### Stated goal
Copy out all lines in the data below containing the string "JSON".

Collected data
☆ ☆ ☆ ☆
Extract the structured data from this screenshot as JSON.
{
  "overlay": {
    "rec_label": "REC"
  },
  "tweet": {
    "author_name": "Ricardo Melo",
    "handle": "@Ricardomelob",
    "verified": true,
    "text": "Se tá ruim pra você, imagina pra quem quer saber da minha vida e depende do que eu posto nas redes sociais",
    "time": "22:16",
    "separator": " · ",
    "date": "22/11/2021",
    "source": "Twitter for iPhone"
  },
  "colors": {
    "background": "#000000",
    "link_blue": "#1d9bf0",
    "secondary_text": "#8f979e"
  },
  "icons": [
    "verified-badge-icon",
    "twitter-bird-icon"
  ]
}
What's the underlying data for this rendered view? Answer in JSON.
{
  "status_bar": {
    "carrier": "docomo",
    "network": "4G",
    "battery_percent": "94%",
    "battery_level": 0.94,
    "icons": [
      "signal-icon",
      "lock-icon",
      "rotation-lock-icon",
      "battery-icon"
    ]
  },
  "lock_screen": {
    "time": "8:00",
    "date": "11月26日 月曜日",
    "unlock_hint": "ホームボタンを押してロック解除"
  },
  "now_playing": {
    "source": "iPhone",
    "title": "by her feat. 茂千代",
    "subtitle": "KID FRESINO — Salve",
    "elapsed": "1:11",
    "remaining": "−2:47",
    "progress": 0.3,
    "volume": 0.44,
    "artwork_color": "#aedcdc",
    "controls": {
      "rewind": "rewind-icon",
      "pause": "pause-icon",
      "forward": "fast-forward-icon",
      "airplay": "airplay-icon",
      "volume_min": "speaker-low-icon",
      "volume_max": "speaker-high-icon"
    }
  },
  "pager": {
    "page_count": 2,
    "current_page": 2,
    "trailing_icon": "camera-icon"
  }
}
☆ ☆ ☆ ☆
### Written solution
Extract the structured data from this screenshot as JSON.
What's the underlying data for this rendered view? Answer in JSON.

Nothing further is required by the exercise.